> _What you should do_
Select every line below containing the word "Brush".

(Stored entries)
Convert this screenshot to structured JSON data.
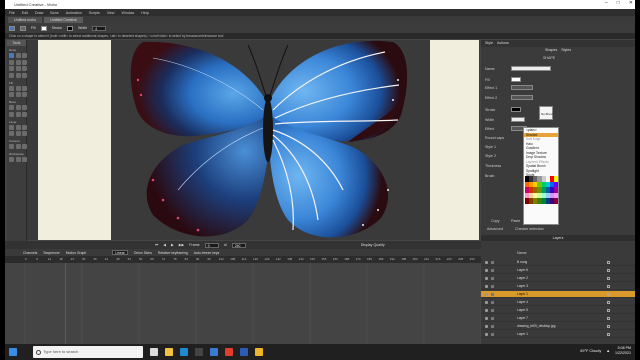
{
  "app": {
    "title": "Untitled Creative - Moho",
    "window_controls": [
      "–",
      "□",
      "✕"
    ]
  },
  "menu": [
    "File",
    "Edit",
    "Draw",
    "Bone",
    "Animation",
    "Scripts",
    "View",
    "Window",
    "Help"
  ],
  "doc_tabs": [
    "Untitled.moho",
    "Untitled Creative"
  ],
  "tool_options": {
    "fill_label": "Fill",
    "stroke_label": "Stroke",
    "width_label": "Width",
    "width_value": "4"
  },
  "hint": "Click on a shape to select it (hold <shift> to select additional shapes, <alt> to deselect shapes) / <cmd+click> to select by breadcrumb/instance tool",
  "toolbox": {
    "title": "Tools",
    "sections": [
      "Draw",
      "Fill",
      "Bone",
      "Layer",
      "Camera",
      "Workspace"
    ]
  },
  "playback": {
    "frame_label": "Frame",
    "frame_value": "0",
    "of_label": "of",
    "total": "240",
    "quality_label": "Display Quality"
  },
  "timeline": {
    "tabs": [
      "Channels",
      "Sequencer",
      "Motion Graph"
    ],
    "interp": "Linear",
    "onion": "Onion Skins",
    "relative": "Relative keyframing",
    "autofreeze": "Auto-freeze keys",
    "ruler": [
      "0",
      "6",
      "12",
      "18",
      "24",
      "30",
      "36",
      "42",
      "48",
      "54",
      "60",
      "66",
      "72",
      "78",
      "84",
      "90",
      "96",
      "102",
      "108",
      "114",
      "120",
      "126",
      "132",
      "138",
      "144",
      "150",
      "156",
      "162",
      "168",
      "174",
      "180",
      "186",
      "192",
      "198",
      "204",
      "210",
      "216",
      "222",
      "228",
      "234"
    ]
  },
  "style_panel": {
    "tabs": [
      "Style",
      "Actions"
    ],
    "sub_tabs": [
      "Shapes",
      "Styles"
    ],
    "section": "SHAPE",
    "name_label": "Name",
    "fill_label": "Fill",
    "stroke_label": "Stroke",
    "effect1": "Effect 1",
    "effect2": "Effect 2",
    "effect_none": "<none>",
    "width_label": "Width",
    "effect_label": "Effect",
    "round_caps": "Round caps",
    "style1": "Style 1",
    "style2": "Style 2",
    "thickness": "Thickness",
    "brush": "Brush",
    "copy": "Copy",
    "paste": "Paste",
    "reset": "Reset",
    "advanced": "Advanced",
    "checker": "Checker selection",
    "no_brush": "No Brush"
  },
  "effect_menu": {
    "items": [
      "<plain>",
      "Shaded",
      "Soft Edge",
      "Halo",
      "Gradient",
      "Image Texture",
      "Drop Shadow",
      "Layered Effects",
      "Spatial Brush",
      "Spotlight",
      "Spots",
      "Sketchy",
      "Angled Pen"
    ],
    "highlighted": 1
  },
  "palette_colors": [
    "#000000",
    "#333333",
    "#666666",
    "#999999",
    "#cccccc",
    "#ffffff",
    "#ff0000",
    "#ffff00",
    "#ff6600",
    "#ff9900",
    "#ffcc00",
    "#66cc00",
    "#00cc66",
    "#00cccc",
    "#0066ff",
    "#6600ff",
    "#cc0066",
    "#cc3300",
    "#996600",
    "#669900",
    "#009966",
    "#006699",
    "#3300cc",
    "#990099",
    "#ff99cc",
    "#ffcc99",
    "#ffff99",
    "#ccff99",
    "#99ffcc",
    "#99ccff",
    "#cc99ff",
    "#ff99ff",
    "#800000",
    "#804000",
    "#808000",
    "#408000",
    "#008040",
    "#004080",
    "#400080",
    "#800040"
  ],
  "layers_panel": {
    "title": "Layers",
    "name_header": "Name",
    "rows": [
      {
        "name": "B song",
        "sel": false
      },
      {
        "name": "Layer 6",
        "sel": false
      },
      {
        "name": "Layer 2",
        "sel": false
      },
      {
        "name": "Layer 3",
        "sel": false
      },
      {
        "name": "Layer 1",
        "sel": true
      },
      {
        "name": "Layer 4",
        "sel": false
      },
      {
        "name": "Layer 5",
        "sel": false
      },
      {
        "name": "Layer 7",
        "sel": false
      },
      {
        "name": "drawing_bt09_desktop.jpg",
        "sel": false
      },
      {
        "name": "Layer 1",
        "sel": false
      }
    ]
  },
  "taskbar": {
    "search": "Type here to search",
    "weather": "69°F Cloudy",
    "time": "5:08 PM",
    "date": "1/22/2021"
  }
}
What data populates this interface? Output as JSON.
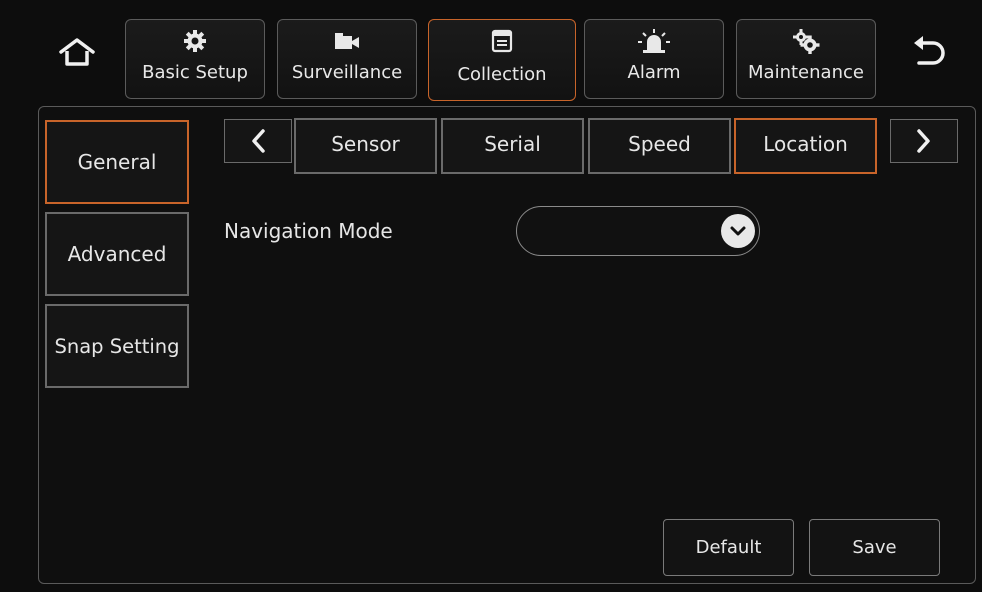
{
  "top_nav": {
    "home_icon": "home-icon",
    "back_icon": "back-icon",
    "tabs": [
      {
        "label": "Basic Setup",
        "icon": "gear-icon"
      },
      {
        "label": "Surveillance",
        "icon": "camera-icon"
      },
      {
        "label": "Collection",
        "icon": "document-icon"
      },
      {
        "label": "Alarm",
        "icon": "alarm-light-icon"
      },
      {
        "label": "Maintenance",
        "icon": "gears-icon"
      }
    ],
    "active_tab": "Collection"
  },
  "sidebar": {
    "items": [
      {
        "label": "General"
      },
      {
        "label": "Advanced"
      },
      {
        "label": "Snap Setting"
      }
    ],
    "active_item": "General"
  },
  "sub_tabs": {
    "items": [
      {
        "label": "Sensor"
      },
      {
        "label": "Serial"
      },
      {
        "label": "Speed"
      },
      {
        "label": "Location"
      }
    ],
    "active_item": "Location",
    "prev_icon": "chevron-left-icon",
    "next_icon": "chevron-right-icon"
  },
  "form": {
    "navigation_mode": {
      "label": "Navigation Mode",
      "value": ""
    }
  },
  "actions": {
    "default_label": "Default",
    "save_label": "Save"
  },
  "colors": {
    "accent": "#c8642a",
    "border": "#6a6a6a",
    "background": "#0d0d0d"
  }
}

--

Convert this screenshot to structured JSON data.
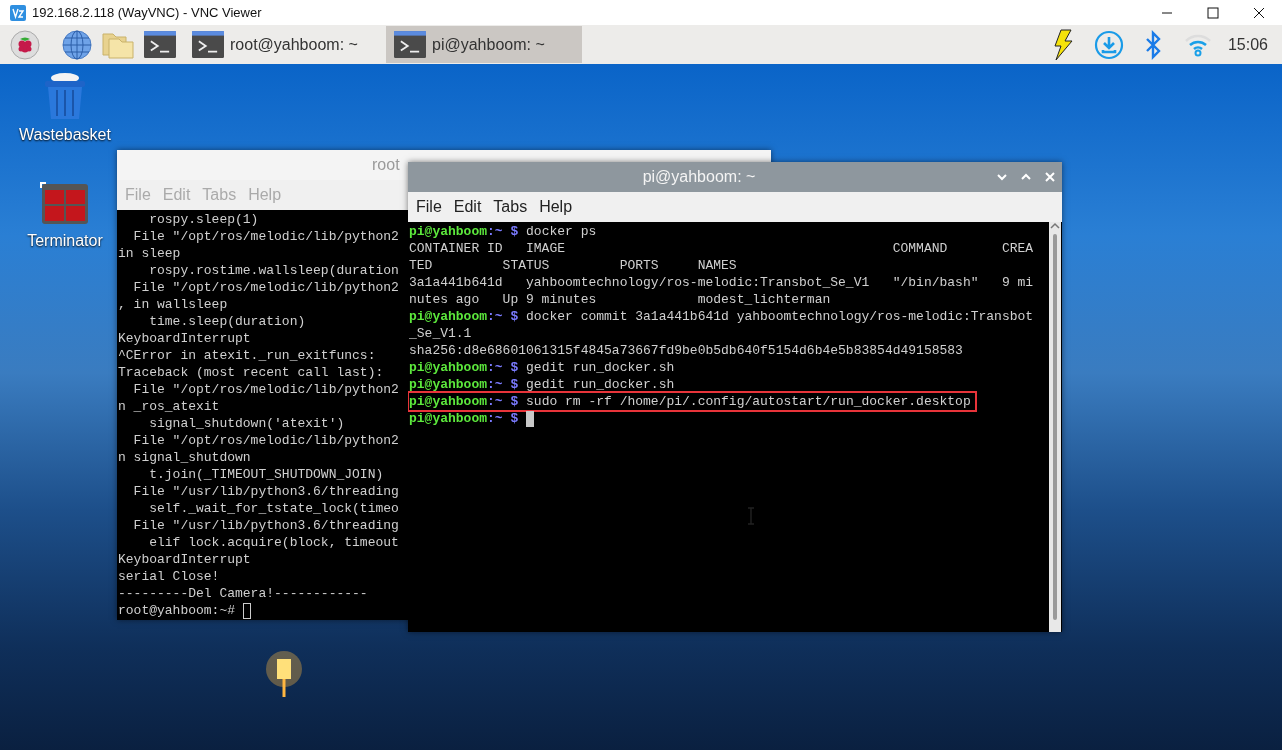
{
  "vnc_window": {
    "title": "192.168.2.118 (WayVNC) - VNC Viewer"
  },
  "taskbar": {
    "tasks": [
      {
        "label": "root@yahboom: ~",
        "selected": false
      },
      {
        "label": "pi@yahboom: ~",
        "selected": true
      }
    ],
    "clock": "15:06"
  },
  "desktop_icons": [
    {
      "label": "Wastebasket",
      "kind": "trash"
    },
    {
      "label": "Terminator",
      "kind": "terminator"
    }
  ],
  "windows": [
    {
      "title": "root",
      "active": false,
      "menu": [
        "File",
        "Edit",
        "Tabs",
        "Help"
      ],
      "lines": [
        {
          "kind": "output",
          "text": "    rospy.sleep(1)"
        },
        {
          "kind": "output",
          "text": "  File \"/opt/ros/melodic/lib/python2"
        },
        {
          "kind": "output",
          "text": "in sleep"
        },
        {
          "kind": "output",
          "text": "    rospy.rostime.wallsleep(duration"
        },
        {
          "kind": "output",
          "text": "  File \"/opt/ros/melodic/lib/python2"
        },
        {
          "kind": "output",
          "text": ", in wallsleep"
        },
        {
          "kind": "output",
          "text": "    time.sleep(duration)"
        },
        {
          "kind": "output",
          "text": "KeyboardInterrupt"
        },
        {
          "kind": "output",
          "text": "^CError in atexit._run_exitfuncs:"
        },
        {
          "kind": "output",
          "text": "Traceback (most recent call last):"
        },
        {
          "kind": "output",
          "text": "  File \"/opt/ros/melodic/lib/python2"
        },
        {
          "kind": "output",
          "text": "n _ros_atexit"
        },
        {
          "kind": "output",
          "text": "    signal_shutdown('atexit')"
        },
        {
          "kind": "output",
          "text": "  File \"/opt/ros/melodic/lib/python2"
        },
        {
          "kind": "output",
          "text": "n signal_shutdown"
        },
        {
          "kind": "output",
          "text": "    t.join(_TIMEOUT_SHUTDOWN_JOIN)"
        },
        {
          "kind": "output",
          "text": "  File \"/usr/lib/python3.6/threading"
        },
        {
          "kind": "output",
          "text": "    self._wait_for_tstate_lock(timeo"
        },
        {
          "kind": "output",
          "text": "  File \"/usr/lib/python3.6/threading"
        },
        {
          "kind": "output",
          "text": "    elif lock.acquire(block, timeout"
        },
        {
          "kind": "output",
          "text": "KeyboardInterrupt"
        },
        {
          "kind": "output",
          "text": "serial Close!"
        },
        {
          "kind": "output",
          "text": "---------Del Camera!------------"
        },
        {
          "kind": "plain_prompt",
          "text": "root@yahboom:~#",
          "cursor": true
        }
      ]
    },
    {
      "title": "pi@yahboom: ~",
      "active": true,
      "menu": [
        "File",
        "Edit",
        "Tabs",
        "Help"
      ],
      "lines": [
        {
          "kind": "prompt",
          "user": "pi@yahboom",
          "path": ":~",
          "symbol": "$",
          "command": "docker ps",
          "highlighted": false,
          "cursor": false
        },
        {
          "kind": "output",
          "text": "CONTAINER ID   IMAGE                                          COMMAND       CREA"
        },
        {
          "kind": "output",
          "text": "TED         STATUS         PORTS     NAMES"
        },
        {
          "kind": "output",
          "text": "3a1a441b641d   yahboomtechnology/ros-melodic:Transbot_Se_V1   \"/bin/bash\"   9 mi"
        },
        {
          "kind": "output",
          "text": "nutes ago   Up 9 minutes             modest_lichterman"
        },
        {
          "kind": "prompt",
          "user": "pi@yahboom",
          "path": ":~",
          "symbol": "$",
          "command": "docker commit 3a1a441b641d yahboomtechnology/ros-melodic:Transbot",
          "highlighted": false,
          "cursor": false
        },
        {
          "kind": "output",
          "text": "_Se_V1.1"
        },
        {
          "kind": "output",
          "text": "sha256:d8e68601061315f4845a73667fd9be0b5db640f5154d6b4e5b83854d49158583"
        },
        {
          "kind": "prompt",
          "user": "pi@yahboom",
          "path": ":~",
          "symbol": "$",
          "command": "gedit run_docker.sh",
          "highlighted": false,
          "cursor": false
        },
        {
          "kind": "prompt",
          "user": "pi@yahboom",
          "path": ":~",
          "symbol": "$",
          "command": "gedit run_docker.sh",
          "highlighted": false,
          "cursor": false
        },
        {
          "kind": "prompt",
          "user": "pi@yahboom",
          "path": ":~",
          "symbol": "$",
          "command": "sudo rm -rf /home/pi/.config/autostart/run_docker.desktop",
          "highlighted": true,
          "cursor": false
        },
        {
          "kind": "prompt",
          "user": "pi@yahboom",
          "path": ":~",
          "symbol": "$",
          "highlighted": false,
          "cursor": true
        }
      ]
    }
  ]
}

> _Written solution_
    "brush": "Brush",
    "no_brush": "No Brush"
      "Spatial Brush",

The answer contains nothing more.